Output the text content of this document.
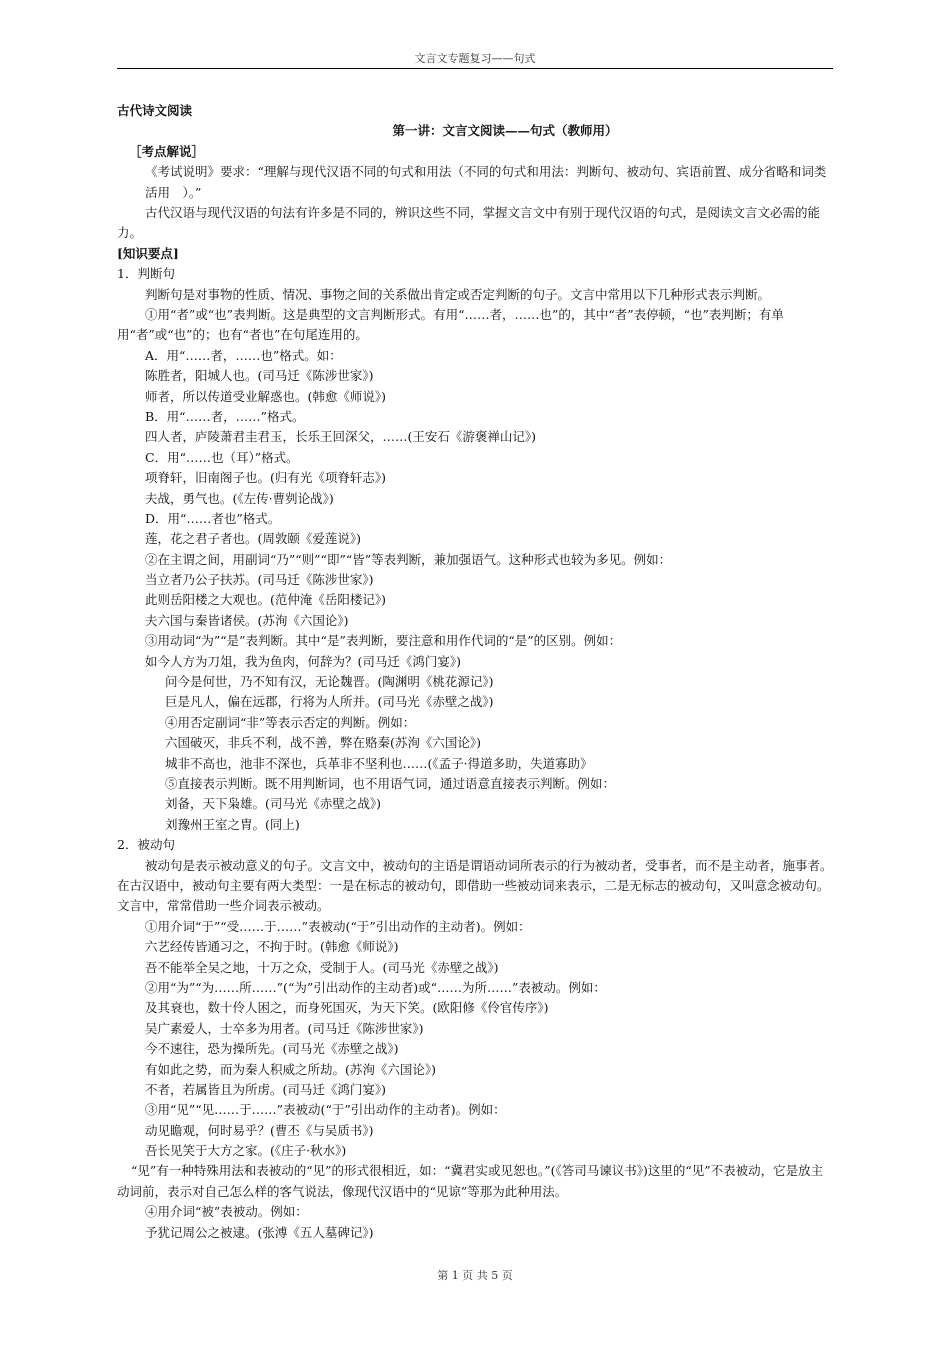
文言文专题复习——句式
古代诗文阅读
第一讲：文言文阅读——句式（教师用）
［考点解说］
《考试说明》要求：“理解与现代汉语不同的句式和用法（不同的句式和用法：判断句、被动句、宾语前置、成分省略和词类活用　）。”
古代汉语与现代汉语的句法有许多是不同的，辨识这些不同，掌握文言文中有别于现代汉语的句式，是阅读文言文必需的能力。
[知识要点]
1．判断句
判断句是对事物的性质、情况、事物之间的关系做出肯定或否定判断的句子。文言中常用以下几种形式表示判断。
①用“者”或“也”表判断。这是典型的文言判断形式。有用“……者，……也”的，其中“者”表停顿，“也”表判断；有单用“者”或“也”的；也有“者也”在句尾连用的。
A．用“……者，……也”格式。如：
陈胜者，阳城人也。(司马迁《陈涉世家》)
师者，所以传道受业解惑也。(韩愈《师说》)
B．用“……者，……”格式。
四人者，庐陵萧君圭君玉，长乐王回深父，……(王安石《游褒禅山记》)
C．用“……也（耳）”格式。
项脊轩，旧南阁子也。(归有光《项脊轩志》)
夫战，勇气也。(《左传·曹刿论战》)
D．用“……者也”格式。
莲，花之君子者也。(周敦颐《爱莲说》)
②在主谓之间，用副词“乃”“则”“即”“皆”等表判断，兼加强语气。这种形式也较为多见。例如：
当立者乃公子扶苏。(司马迁《陈涉世家》)
此则岳阳楼之大观也。(范仲淹《岳阳楼记》)
夫六国与秦皆诸侯。(苏洵《六国论》)
③用动词“为”“是”表判断。其中“是”表判断，要注意和用作代词的“是”的区别。例如：
如今人方为刀俎，我为鱼肉，何辞为？(司马迁《鸿门宴》)
问今是何世，乃不知有汉，无论魏晋。(陶渊明《桃花源记》)
巨是凡人，偏在远郡，行将为人所并。(司马光《赤壁之战》)
④用否定副词“非”等表示否定的判断。例如：
六国破灭，非兵不利，战不善，弊在赂秦(苏洵《六国论》)
城非不高也，池非不深也，兵革非不坚利也……(《孟子·得道多助，失道寡助》
⑤直接表示判断。既不用判断词，也不用语气词，通过语意直接表示判断。例如：
刘备，天下枭雄。(司马光《赤壁之战》)
刘豫州王室之胄。(同上)
2．被动句
被动句是表示被动意义的句子。文言文中，被动句的主语是谓语动词所表示的行为被动者，受事者，而不是主动者，施事者。在古汉语中，被动句主要有两大类型：一是在标志的被动句，即借助一些被动词来表示，二是无标志的被动句，又叫意念被动句。文言中，常常借助一些介词表示被动。
①用介词“于”“受……于……”表被动(“于”引出动作的主动者)。例如：
六艺经传皆通习之，不拘于时。(韩愈《师说》)
吾不能举全吴之地，十万之众，受制于人。(司马光《赤壁之战》)
②用“为”“为……所……”(“为”引出动作的主动者)或“……为所……”表被动。例如：
及其衰也，数十伶人困之，而身死国灭，为天下笑。(欧阳修《伶官传序》)
吴广素爱人，士卒多为用者。(司马迁《陈涉世家》)
今不速往，恐为操所先。(司马光《赤壁之战》)
有如此之势，而为秦人积威之所劫。(苏洵《六国论》)
不者，若属皆且为所虏。(司马迁《鸿门宴》)
③用“见”“见……于……”表被动(“于”引出动作的主动者)。例如：
动见瞻观，何时易乎？(曹丕《与吴质书》)
吾长见笑于大方之家。(《庄子·秋水》)
“见”有一种特殊用法和表被动的“见”的形式很相近，如：“冀君实或见恕也。”(《答司马谏议书》)这里的“见”不表被动，它是放主动词前，表示对自己怎么样的客气说法，像现代汉语中的“见谅”等那为此种用法。
④用介词“被”表被动。例如：
予犹记周公之被逮。(张溥《五人墓碑记》)
第 1 页 共 5 页
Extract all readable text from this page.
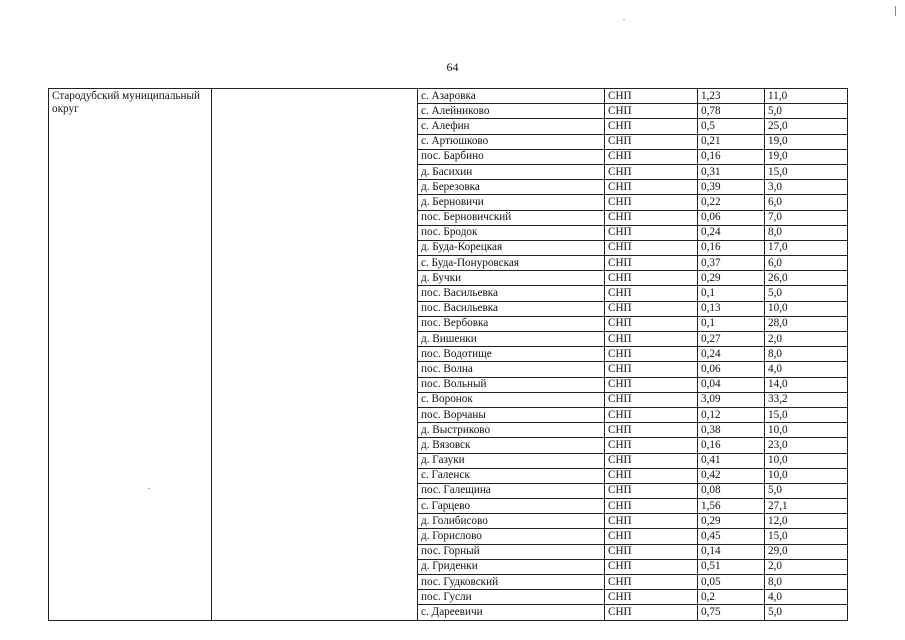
64
Стародубский муниципальный округ		с. Азаровка	СНП	1,23	11,0
		с. Алейниково	СНП	0,78	5,0
		с. Алефин	СНП	0,5	25,0
		с. Артюшково	СНП	0,21	19,0
		пос. Барбино	СНП	0,16	19,0
		д. Басихин	СНП	0,31	15,0
		д. Березовка	СНП	0,39	3,0
		д. Берновичи	СНП	0,22	6,0
		пос. Берновичский	СНП	0,06	7,0
		пос. Бродок	СНП	0,24	8,0
		д. Буда-Корецкая	СНП	0,16	17,0
		с. Буда-Понуровская	СНП	0,37	6,0
		д. Бучки	СНП	0,29	26,0
		пос. Васильевка	СНП	0,1	5,0
		пос. Васильевка	СНП	0,13	10,0
		пос. Вербовка	СНП	0,1	28,0
		д. Вишенки	СНП	0,27	2,0
		пос. Водотище	СНП	0,24	8,0
		пос. Волна	СНП	0,06	4,0
		пос. Вольный	СНП	0,04	14,0
		с. Воронок	СНП	3,09	33,2
		пос. Ворчаны	СНП	0,12	15,0
		д. Выстриково	СНП	0,38	10,0
		д. Вязовск	СНП	0,16	23,0
		д. Газуки	СНП	0,41	10,0
		с. Галенск	СНП	0,42	10,0
		пос. Галещина	СНП	0,08	5,0
		с. Гарцево	СНП	1,56	27,1
		д. Голибисово	СНП	0,29	12,0
		д. Горислово	СНП	0,45	15,0
		пос. Горный	СНП	0,14	29,0
		д. Гриденки	СНП	0,51	2,0
		пос. Гудковский	СНП	0,05	8,0
		пос. Гусли	СНП	0,2	4,0
		с. Дареевичи	СНП	0,75	5,0
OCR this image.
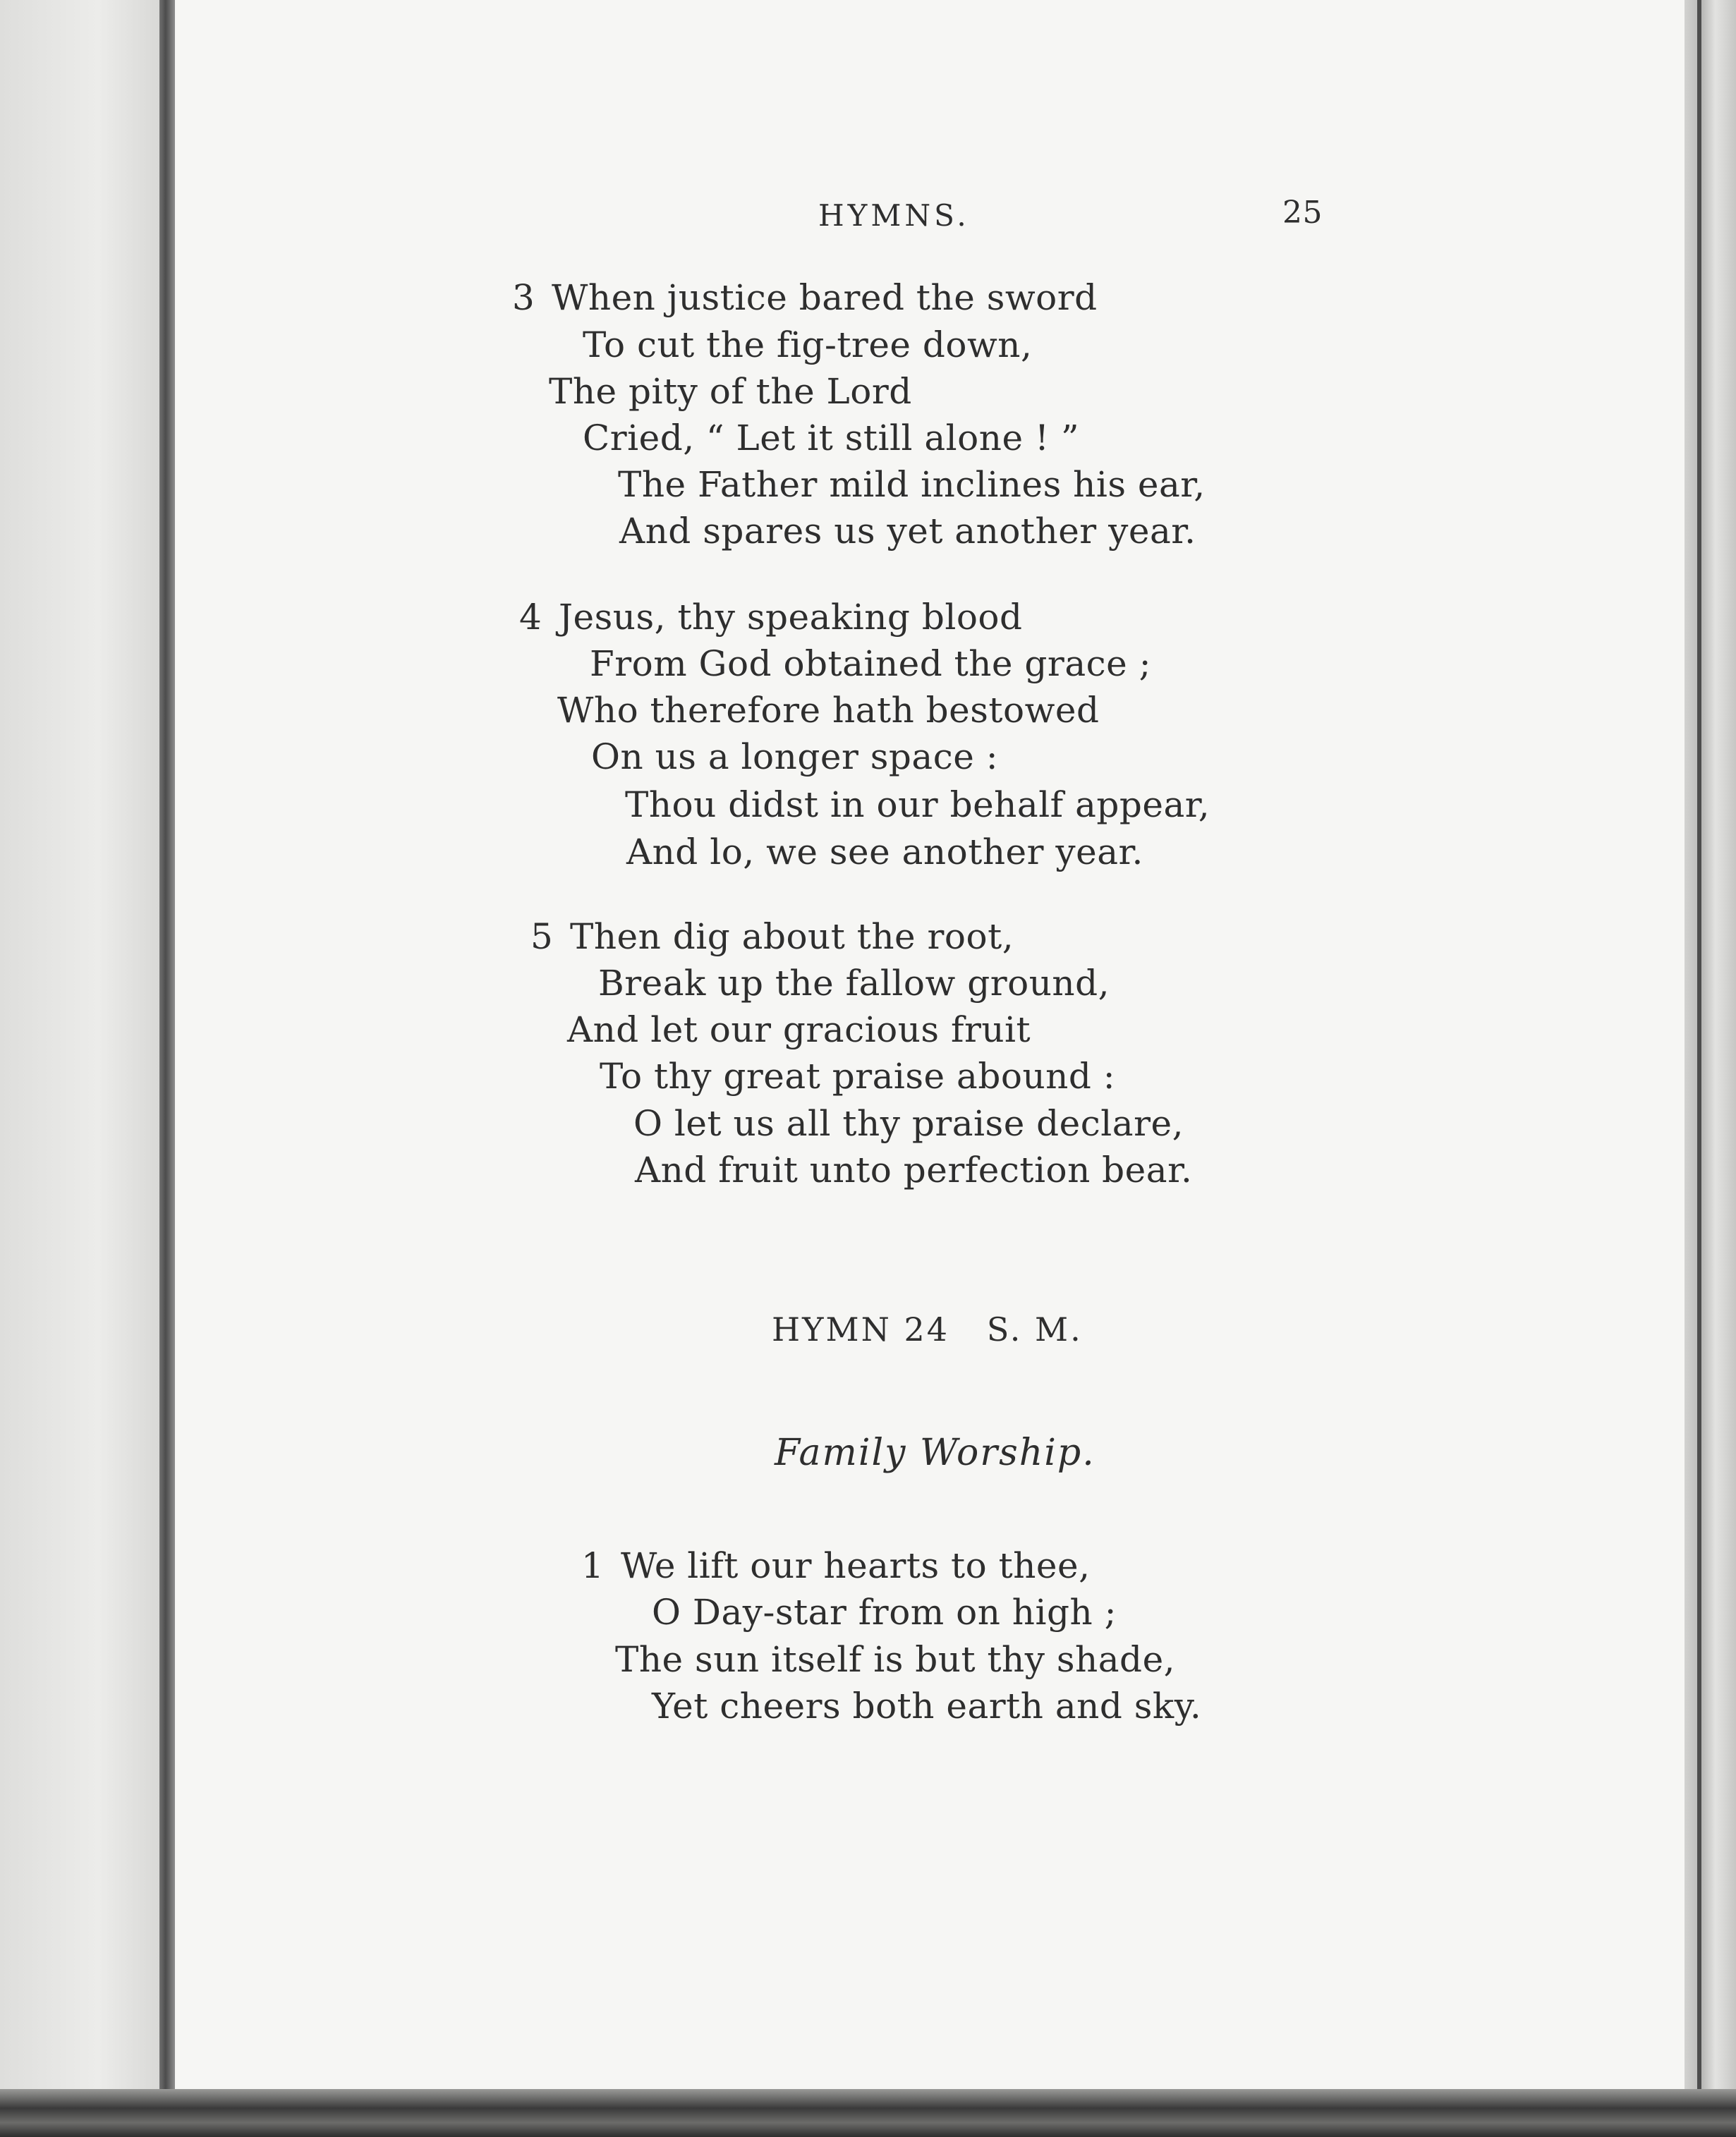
HYMNS.	25
3 When justice bared the sword
To cut the fig-tree down,
The pity of the Lord
Cried, “ Let it still alone ! ”
The Father mild inclines his ear,
And spares us yet another year.
4 Jesus, thy speaking blood
From God obtained the grace ;
Who therefore hath bestowed
On us a longer space :
Thou didst in our behalf appear,
And lo, we see another year.
5 Then dig about the root,
Break up the fallow ground,
And let our gracious fruit
To thy great praise abound :
O let us all thy praise declare,
And fruit unto perfection bear.
HYMN 24   S. M.
Family Worship.
1 We lift our hearts to thee,
O Day-star from on high ;
The sun itself is but thy shade,
Yet cheers both earth and sky.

# # # # #

Copy the entries exactly. Leave out the images.

Output the text content of this document.
文言文专题复习——句式
古代诗文阅读
第一讲：文言文阅读——句式（教师用）
［考点解说］
《考试说明》要求：“理解与现代汉语不同的句式和用法（不同的句式和用法：判断句、被动句、宾语前置、成分省略和词类活用　）。”
古代汉语与现代汉语的句法有许多是不同的，辨识这些不同，掌握文言文中有别于现代汉语的句式，是阅读文言文必需的能力。
[知识要点]
1．判断句
判断句是对事物的性质、情况、事物之间的关系做出肯定或否定判断的句子。文言中常用以下几种形式表示判断。
①用“者”或“也”表判断。这是典型的文言判断形式。有用“……者，……也”的，其中“者”表停顿，“也”表判断；有单用“者”或“也”的；也有“者也”在句尾连用的。
A．用“……者，……也”格式。如：
陈胜者，阳城人也。(司马迁《陈涉世家》)
师者，所以传道受业解惑也。(韩愈《师说》)
B．用“……者，……”格式。
四人者，庐陵萧君圭君玉，长乐王回深父，……(王安石《游褒禅山记》)
C．用“……也（耳）”格式。
项脊轩，旧南阁子也。(归有光《项脊轩志》)
夫战，勇气也。(《左传·曹刿论战》)
D．用“……者也”格式。
莲，花之君子者也。(周敦颐《爱莲说》)
②在主谓之间，用副词“乃”“则”“即”“皆”等表判断，兼加强语气。这种形式也较为多见。例如：
当立者乃公子扶苏。(司马迁《陈涉世家》)
此则岳阳楼之大观也。(范仲淹《岳阳楼记》)
夫六国与秦皆诸侯。(苏洵《六国论》)
③用动词“为”“是”表判断。其中“是”表判断，要注意和用作代词的“是”的区别。例如：
如今人方为刀俎，我为鱼肉，何辞为？(司马迁《鸿门宴》)
问今是何世，乃不知有汉，无论魏晋。(陶渊明《桃花源记》)
巨是凡人，偏在远郡，行将为人所并。(司马光《赤壁之战》)
④用否定副词“非”等表示否定的判断。例如：
六国破灭，非兵不利，战不善，弊在赂秦(苏洵《六国论》)
城非不高也，池非不深也，兵革非不坚利也……(《孟子·得道多助，失道寡助》
⑤直接表示判断。既不用判断词，也不用语气词，通过语意直接表示判断。例如：
刘备，天下枭雄。(司马光《赤壁之战》)
刘豫州王室之胄。(同上)
2．被动句
被动句是表示被动意义的句子。文言文中，被动句的主语是谓语动词所表示的行为被动者，受事者，而不是主动者，施事者。在古汉语中，被动句主要有两大类型：一是在标志的被动句，即借助一些被动词来表示，二是无标志的被动句，又叫意念被动句。文言中，常常借助一些介词表示被动。
①用介词“于”“受……于……”表被动(“于”引出动作的主动者)。例如：
六艺经传皆通习之，不拘于时。(韩愈《师说》)
吾不能举全吴之地，十万之众，受制于人。(司马光《赤壁之战》)
②用“为”“为……所……”(“为”引出动作的主动者)或“……为所……”表被动。例如：
及其衰也，数十伶人困之，而身死国灭，为天下笑。(欧阳修《伶官传序》)
吴广素爱人，士卒多为用者。(司马迁《陈涉世家》)
今不速往，恐为操所先。(司马光《赤壁之战》)
有如此之势，而为秦人积威之所劫。(苏洵《六国论》)
不者，若属皆且为所虏。(司马迁《鸿门宴》)
③用“见”“见……于……”表被动(“于”引出动作的主动者)。例如：
动见瞻观，何时易乎？(曹丕《与吴质书》)
吾长见笑于大方之家。(《庄子·秋水》)
“见”有一种特殊用法和表被动的“见”的形式很相近，如：“冀君实或见恕也。”(《答司马谏议书》)这里的“见”不表被动，它是放主动词前，表示对自己怎么样的客气说法，像现代汉语中的“见谅”等那为此种用法。
④用介词“被”表被动。例如：
予犹记周公之被逮。(张溥《五人墓碑记》)
第 1 页 共 5 页
Extract all readable text from this page.
64
Стародубский муниципальный округ		с. Азаровка	СНП	1,23	11,0
		с. Алейниково	СНП	0,78	5,0
		с. Алефин	СНП	0,5	25,0
		с. Артюшково	СНП	0,21	19,0
		пос. Барбино	СНП	0,16	19,0
		д. Басихин	СНП	0,31	15,0
		д. Березовка	СНП	0,39	3,0
		д. Берновичи	СНП	0,22	6,0
		пос. Берновичский	СНП	0,06	7,0
		пос. Бродок	СНП	0,24	8,0
		д. Буда-Корецкая	СНП	0,16	17,0
		с. Буда-Понуровская	СНП	0,37	6,0
		д. Бучки	СНП	0,29	26,0
		пос. Васильевка	СНП	0,1	5,0
		пос. Васильевка	СНП	0,13	10,0
		пос. Вербовка	СНП	0,1	28,0
		д. Вишенки	СНП	0,27	2,0
		пос. Водотище	СНП	0,24	8,0
		пос. Волна	СНП	0,06	4,0
		пос. Вольный	СНП	0,04	14,0
		с. Воронок	СНП	3,09	33,2
		пос. Ворчаны	СНП	0,12	15,0
		д. Выстриково	СНП	0,38	10,0
		д. Вязовск	СНП	0,16	23,0
		д. Газуки	СНП	0,41	10,0
		с. Галенск	СНП	0,42	10,0
		пос. Галещина	СНП	0,08	5,0
		с. Гарцево	СНП	1,56	27,1
		д. Голибисово	СНП	0,29	12,0
		д. Горислово	СНП	0,45	15,0
		пос. Горный	СНП	0,14	29,0
		д. Гриденки	СНП	0,51	2,0
		пос. Гудковский	СНП	0,05	8,0
		пос. Гусли	СНП	0,2	4,0
		с. Дареевичи	СНП	0,75	5,0
OCR this image.
HYMNS.	25
3 When justice bared the sword
To cut the fig-tree down,
The pity of the Lord
Cried, “ Let it still alone ! ”
The Father mild inclines his ear,
And spares us yet another year.
4 Jesus, thy speaking blood
From God obtained the grace ;
Who therefore hath bestowed
On us a longer space :
Thou didst in our behalf appear,
And lo, we see another year.
5 Then dig about the root,
Break up the fallow ground,
And let our gracious fruit
To thy great praise abound :
O let us all thy praise declare,
And fruit unto perfection bear.
HYMN 24   S. M.
Family Worship.
1 We lift our hearts to thee,
O Day-star from on high ;
The sun itself is but thy shade,
Yet cheers both earth and sky.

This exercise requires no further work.